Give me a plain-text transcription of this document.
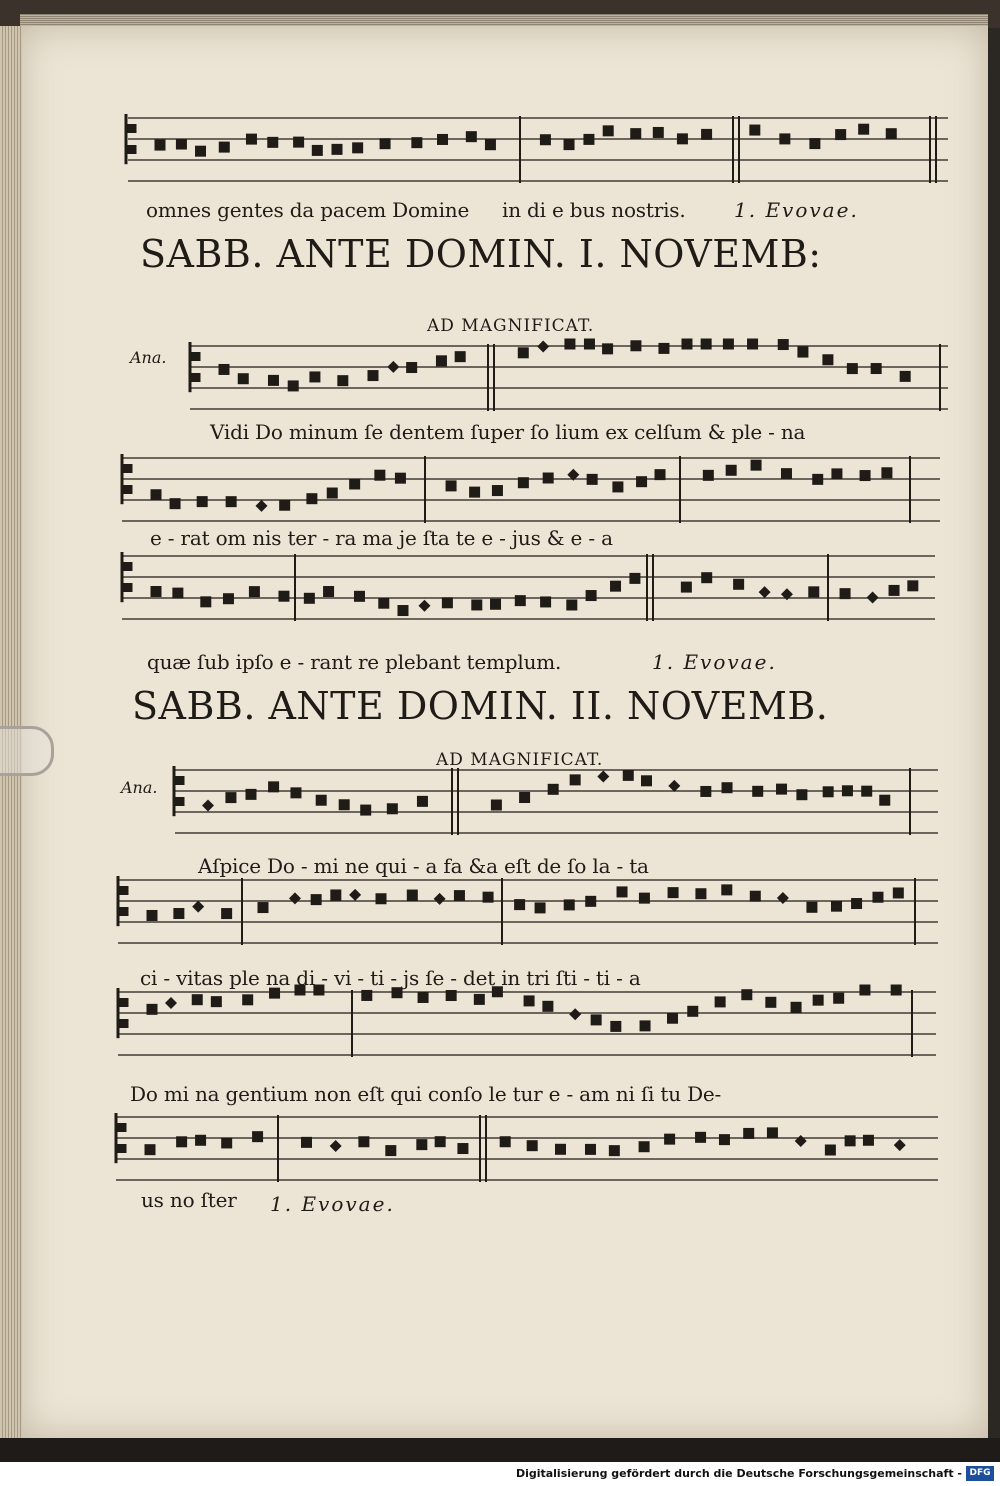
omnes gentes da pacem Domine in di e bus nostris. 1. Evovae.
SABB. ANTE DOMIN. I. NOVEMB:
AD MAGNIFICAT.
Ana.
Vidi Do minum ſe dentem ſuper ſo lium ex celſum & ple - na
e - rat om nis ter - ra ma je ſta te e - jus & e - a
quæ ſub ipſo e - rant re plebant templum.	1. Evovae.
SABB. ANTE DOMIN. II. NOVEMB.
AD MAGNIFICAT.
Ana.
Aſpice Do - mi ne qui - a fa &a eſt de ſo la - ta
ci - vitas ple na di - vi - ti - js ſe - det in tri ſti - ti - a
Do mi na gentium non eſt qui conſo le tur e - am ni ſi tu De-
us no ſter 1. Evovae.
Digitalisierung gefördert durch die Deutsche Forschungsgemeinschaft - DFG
::::
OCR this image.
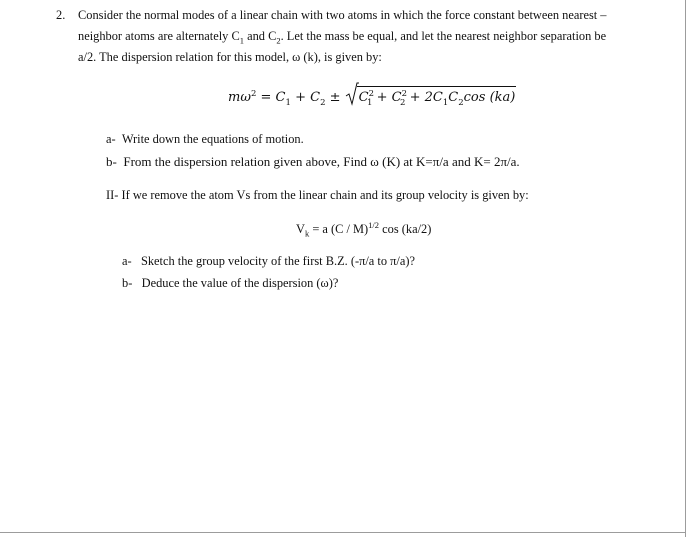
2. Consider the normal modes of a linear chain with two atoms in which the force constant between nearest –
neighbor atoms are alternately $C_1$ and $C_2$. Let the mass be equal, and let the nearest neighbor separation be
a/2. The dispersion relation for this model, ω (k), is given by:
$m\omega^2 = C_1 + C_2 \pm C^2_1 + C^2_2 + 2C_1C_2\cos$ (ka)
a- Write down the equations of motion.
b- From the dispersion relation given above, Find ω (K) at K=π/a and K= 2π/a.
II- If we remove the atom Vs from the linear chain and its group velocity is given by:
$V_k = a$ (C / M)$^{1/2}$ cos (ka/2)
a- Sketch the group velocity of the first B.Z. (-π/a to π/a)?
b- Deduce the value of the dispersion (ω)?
::::
# Exercise goal
Where a line above includes "this", copy that line.

# Solution
Give me a plain-text transcription of this document.
OCR this image.
a/2. The dispersion relation for this model, ω (k), is given by:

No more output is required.